>> BEGIN The data

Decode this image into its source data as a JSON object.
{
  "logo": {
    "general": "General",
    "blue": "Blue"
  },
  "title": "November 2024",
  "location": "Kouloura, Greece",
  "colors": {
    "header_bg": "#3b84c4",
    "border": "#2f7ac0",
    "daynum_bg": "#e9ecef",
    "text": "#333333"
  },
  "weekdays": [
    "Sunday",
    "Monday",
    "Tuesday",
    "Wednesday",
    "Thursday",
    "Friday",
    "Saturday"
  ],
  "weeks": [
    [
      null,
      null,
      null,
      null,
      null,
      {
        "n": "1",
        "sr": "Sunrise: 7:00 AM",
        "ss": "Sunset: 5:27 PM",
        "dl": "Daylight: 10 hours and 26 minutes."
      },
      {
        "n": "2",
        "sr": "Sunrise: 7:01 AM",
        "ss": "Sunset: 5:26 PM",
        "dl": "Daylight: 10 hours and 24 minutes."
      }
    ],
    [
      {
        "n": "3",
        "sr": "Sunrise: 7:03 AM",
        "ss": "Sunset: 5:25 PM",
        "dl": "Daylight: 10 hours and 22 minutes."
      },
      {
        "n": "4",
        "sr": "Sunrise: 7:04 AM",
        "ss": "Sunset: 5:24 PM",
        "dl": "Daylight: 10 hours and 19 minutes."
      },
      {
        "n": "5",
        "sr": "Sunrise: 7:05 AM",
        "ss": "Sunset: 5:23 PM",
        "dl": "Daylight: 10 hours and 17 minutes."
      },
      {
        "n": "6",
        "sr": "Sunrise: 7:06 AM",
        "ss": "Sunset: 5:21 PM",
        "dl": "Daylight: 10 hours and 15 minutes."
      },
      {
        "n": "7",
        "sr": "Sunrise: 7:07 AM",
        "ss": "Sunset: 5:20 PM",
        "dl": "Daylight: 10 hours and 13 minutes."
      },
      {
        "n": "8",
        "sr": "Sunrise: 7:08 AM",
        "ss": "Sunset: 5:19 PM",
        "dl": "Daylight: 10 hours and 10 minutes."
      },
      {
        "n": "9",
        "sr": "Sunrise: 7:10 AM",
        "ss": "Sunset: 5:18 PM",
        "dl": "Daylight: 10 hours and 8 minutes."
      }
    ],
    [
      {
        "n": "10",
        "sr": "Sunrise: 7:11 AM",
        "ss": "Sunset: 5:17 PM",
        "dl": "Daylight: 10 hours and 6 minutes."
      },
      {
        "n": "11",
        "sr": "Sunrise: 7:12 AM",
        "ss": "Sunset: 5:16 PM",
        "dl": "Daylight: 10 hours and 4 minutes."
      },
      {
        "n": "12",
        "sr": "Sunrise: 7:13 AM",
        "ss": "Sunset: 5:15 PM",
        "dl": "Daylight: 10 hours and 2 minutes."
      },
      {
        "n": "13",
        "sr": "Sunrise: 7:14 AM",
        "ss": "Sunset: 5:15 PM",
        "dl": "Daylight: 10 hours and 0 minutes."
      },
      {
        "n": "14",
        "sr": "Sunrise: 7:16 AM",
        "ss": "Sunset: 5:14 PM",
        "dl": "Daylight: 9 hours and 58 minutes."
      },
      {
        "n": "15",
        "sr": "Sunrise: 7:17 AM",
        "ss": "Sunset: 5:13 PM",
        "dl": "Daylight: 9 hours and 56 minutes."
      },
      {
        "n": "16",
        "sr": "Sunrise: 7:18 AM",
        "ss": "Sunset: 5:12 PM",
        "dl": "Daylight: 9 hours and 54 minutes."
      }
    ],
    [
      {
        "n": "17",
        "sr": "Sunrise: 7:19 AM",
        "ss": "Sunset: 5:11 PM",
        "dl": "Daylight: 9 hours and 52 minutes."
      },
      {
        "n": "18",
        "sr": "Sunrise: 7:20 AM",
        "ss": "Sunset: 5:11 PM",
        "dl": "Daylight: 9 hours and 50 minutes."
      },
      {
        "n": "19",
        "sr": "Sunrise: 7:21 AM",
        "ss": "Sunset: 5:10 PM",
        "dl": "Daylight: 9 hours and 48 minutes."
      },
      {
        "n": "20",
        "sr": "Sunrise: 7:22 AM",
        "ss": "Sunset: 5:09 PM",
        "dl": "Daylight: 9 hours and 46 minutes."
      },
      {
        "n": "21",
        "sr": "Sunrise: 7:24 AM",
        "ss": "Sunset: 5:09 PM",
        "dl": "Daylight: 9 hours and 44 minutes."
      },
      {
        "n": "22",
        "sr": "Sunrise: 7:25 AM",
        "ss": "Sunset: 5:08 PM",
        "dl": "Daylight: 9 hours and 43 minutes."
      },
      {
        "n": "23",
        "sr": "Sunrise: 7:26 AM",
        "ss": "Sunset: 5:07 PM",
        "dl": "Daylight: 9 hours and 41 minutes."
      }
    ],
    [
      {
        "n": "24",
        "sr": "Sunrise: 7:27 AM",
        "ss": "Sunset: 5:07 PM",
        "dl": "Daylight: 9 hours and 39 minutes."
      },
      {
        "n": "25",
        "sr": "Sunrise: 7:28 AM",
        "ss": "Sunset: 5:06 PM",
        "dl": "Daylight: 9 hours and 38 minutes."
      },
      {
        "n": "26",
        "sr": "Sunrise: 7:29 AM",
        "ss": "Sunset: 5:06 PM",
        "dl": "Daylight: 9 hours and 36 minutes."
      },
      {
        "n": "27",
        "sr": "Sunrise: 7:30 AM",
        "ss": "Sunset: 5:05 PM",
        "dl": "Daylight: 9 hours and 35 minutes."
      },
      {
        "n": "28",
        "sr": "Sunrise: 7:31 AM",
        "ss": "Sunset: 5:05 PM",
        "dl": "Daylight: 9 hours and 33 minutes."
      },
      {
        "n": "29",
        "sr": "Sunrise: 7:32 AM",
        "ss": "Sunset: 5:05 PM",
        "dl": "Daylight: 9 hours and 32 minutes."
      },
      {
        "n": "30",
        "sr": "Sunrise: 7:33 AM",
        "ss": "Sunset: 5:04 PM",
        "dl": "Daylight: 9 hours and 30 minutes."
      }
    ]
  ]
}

>> END The data

§ **Given problem**
Faithfully reproduce all of the records, character for character.

§ **Response to the exercise**
Decode this image into its source data as a JSON object.
{
  "logo": {
    "general": "General",
    "blue": "Blue"
  },
  "title": "November 2024",
  "location": "Kouloura, Greece",
  "colors": {
    "header_bg": "#3b84c4",
    "border": "#2f7ac0",
    "daynum_bg": "#e9ecef",
    "text": "#333333"
  },
  "weekdays": [
    "Sunday",
    "Monday",
    "Tuesday",
    "Wednesday",
    "Thursday",
    "Friday",
    "Saturday"
  ],
  "weeks": [
    [
      null,
      null,
      null,
      null,
      null,
      {
        "n": "1",
        "sr": "Sunrise: 7:00 AM",
        "ss": "Sunset: 5:27 PM",
        "dl": "Daylight: 10 hours and 26 minutes."
      },
      {
        "n": "2",
        "sr": "Sunrise: 7:01 AM",
        "ss": "Sunset: 5:26 PM",
        "dl": "Daylight: 10 hours and 24 minutes."
      }
    ],
    [
      {
        "n": "3",
        "sr": "Sunrise: 7:03 AM",
        "ss": "Sunset: 5:25 PM",
        "dl": "Daylight: 10 hours and 22 minutes."
      },
      {
        "n": "4",
        "sr": "Sunrise: 7:04 AM",
        "ss": "Sunset: 5:24 PM",
        "dl": "Daylight: 10 hours and 19 minutes."
      },
      {
        "n": "5",
        "sr": "Sunrise: 7:05 AM",
        "ss": "Sunset: 5:23 PM",
        "dl": "Daylight: 10 hours and 17 minutes."
      },
      {
        "n": "6",
        "sr": "Sunrise: 7:06 AM",
        "ss": "Sunset: 5:21 PM",
        "dl": "Daylight: 10 hours and 15 minutes."
      },
      {
        "n": "7",
        "sr": "Sunrise: 7:07 AM",
        "ss": "Sunset: 5:20 PM",
        "dl": "Daylight: 10 hours and 13 minutes."
      },
      {
        "n": "8",
        "sr": "Sunrise: 7:08 AM",
        "ss": "Sunset: 5:19 PM",
        "dl": "Daylight: 10 hours and 10 minutes."
      },
      {
        "n": "9",
        "sr": "Sunrise: 7:10 AM",
        "ss": "Sunset: 5:18 PM",
        "dl": "Daylight: 10 hours and 8 minutes."
      }
    ],
    [
      {
        "n": "10",
        "sr": "Sunrise: 7:11 AM",
        "ss": "Sunset: 5:17 PM",
        "dl": "Daylight: 10 hours and 6 minutes."
      },
      {
        "n": "11",
        "sr": "Sunrise: 7:12 AM",
        "ss": "Sunset: 5:16 PM",
        "dl": "Daylight: 10 hours and 4 minutes."
      },
      {
        "n": "12",
        "sr": "Sunrise: 7:13 AM",
        "ss": "Sunset: 5:15 PM",
        "dl": "Daylight: 10 hours and 2 minutes."
      },
      {
        "n": "13",
        "sr": "Sunrise: 7:14 AM",
        "ss": "Sunset: 5:15 PM",
        "dl": "Daylight: 10 hours and 0 minutes."
      },
      {
        "n": "14",
        "sr": "Sunrise: 7:16 AM",
        "ss": "Sunset: 5:14 PM",
        "dl": "Daylight: 9 hours and 58 minutes."
      },
      {
        "n": "15",
        "sr": "Sunrise: 7:17 AM",
        "ss": "Sunset: 5:13 PM",
        "dl": "Daylight: 9 hours and 56 minutes."
      },
      {
        "n": "16",
        "sr": "Sunrise: 7:18 AM",
        "ss": "Sunset: 5:12 PM",
        "dl": "Daylight: 9 hours and 54 minutes."
      }
    ],
    [
      {
        "n": "17",
        "sr": "Sunrise: 7:19 AM",
        "ss": "Sunset: 5:11 PM",
        "dl": "Daylight: 9 hours and 52 minutes."
      },
      {
        "n": "18",
        "sr": "Sunrise: 7:20 AM",
        "ss": "Sunset: 5:11 PM",
        "dl": "Daylight: 9 hours and 50 minutes."
      },
      {
        "n": "19",
        "sr": "Sunrise: 7:21 AM",
        "ss": "Sunset: 5:10 PM",
        "dl": "Daylight: 9 hours and 48 minutes."
      },
      {
        "n": "20",
        "sr": "Sunrise: 7:22 AM",
        "ss": "Sunset: 5:09 PM",
        "dl": "Daylight: 9 hours and 46 minutes."
      },
      {
        "n": "21",
        "sr": "Sunrise: 7:24 AM",
        "ss": "Sunset: 5:09 PM",
        "dl": "Daylight: 9 hours and 44 minutes."
      },
      {
        "n": "22",
        "sr": "Sunrise: 7:25 AM",
        "ss": "Sunset: 5:08 PM",
        "dl": "Daylight: 9 hours and 43 minutes."
      },
      {
        "n": "23",
        "sr": "Sunrise: 7:26 AM",
        "ss": "Sunset: 5:07 PM",
        "dl": "Daylight: 9 hours and 41 minutes."
      }
    ],
    [
      {
        "n": "24",
        "sr": "Sunrise: 7:27 AM",
        "ss": "Sunset: 5:07 PM",
        "dl": "Daylight: 9 hours and 39 minutes."
      },
      {
        "n": "25",
        "sr": "Sunrise: 7:28 AM",
        "ss": "Sunset: 5:06 PM",
        "dl": "Daylight: 9 hours and 38 minutes."
      },
      {
        "n": "26",
        "sr": "Sunrise: 7:29 AM",
        "ss": "Sunset: 5:06 PM",
        "dl": "Daylight: 9 hours and 36 minutes."
      },
      {
        "n": "27",
        "sr": "Sunrise: 7:30 AM",
        "ss": "Sunset: 5:05 PM",
        "dl": "Daylight: 9 hours and 35 minutes."
      },
      {
        "n": "28",
        "sr": "Sunrise: 7:31 AM",
        "ss": "Sunset: 5:05 PM",
        "dl": "Daylight: 9 hours and 33 minutes."
      },
      {
        "n": "29",
        "sr": "Sunrise: 7:32 AM",
        "ss": "Sunset: 5:05 PM",
        "dl": "Daylight: 9 hours and 32 minutes."
      },
      {
        "n": "30",
        "sr": "Sunrise: 7:33 AM",
        "ss": "Sunset: 5:04 PM",
        "dl": "Daylight: 9 hours and 30 minutes."
      }
    ]
  ]
}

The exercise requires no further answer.